STATED GOAL: Comb through the entries for "though" and pull out each line that holds it.

----------

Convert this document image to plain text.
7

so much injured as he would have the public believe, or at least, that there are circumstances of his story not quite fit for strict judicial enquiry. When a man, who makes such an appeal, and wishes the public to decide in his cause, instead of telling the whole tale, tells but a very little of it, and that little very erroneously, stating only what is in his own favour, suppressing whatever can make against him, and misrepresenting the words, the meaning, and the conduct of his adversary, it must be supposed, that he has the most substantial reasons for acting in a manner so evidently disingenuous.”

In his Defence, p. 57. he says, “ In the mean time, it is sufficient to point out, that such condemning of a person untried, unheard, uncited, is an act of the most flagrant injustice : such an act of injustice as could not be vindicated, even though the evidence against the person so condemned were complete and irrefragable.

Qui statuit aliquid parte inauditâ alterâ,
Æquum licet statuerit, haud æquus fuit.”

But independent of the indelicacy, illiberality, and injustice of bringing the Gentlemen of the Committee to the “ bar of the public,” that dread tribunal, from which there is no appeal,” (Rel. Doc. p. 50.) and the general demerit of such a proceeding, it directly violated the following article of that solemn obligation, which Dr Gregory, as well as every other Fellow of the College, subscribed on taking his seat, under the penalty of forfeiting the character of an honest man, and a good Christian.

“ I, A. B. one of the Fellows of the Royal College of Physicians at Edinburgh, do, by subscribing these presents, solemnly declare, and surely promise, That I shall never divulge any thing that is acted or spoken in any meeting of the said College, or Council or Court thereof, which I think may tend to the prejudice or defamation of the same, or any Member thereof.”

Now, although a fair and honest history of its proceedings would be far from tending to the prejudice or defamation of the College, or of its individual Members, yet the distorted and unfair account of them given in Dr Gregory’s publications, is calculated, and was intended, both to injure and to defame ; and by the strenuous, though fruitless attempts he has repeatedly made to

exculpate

----------

SOLUTION TO THIS PROBLEM:
In his Defence, p. 57. he says, “ In the mean time, it is sufficient to point out, that such condemning of a person untried, unheard, uncited, is an act of the most flagrant injustice : such an act of injustice as could not be vindicated, even though the evidence against the person so condemned were complete and irrefragable.
Now, although a fair and honest history of its proceedings would be far from tending to the prejudice or defamation of the College, or of its individual Members, yet the distorted and unfair account of them given in Dr Gregory’s publications, is calculated, and was intended, both to injure and to defame ; and by the strenuous, though fruitless attempts he has repeatedly made to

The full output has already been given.